> **Dataset content**
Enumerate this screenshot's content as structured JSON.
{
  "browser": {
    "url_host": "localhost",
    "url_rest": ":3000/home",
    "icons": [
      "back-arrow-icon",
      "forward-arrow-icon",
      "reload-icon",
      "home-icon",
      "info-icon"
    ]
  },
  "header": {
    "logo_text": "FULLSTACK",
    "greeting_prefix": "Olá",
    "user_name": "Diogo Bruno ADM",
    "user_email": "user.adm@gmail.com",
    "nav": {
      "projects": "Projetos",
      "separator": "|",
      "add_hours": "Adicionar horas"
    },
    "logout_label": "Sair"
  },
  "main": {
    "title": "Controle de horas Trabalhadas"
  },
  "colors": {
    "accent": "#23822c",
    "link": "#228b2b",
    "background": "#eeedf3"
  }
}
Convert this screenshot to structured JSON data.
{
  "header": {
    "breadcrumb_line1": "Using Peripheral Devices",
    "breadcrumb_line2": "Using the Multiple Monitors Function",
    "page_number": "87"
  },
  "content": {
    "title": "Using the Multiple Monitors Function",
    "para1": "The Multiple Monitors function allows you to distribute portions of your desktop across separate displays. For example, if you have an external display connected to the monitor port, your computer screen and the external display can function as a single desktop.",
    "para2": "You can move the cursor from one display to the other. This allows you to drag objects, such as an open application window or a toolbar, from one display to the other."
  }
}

> **Problem requirements**
From the data above, copy each line that has the string "display".

> **The response**
    "para1": "The Multiple Monitors function allows you to distribute portions of your desktop across separate displays. For example, if you have an external display connected to the monitor port, your computer screen and the external display can function as a single desktop.",
    "para2": "You can move the cursor from one display to the other. This allows you to drag objects, such as an open application window or a toolbar, from one display to the other."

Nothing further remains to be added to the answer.